### RECORDS FOR THIS TASK
---*---
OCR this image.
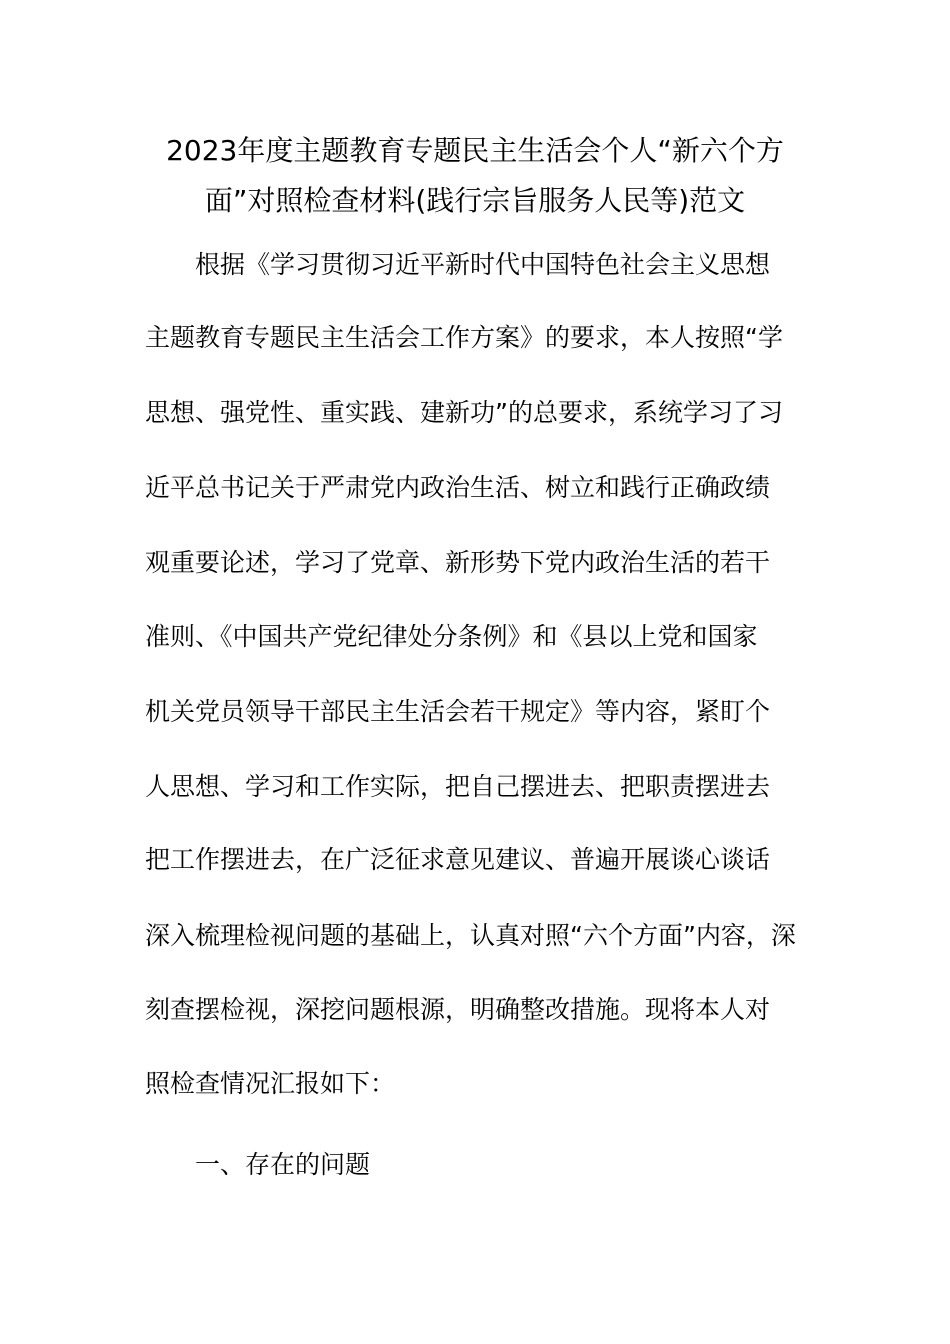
2023年度主题教育专题民主生活会个人“新六个方
面”对照检查材料(践行宗旨服务人民等)范文

根据《学习贯彻习近平新时代中国特色社会主义思想

主题教育专题民主生活会工作方案》的要求，本人按照“学

思想、强党性、重实践、建新功”的总要求，系统学习了习

近平总书记关于严肃党内政治生活、树立和践行正确政绩

观重要论述，学习了党章、新形势下党内政治生活的若干

准则、《中国共产党纪律处分条例》和《县以上党和国家

机关党员领导干部民主生活会若干规定》等内容，紧盯个

人思想、学习和工作实际，把自己摆进去、把职责摆进去

把工作摆进去，在广泛征求意见建议、普遍开展谈心谈话

深入梳理检视问题的基础上，认真对照“六个方面”内容，深

刻查摆检视，深挖问题根源，明确整改措施。现将本人对

照检查情况汇报如下：

一、存在的问题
---*---
### TASK GOAL
Exclude the images, then output the data above word for word.

### EXERCISE ANSWER
OCR this image.
2023年度主题教育专题民主生活会个人“新六个方
面”对照检查材料(践行宗旨服务人民等)范文

根据《学习贯彻习近平新时代中国特色社会主义思想

主题教育专题民主生活会工作方案》的要求，本人按照“学

思想、强党性、重实践、建新功”的总要求，系统学习了习

近平总书记关于严肃党内政治生活、树立和践行正确政绩

观重要论述，学习了党章、新形势下党内政治生活的若干

准则、《中国共产党纪律处分条例》和《县以上党和国家

机关党员领导干部民主生活会若干规定》等内容，紧盯个

人思想、学习和工作实际，把自己摆进去、把职责摆进去

把工作摆进去，在广泛征求意见建议、普遍开展谈心谈话

深入梳理检视问题的基础上，认真对照“六个方面”内容，深

刻查摆检视，深挖问题根源，明确整改措施。现将本人对

照检查情况汇报如下：

一、存在的问题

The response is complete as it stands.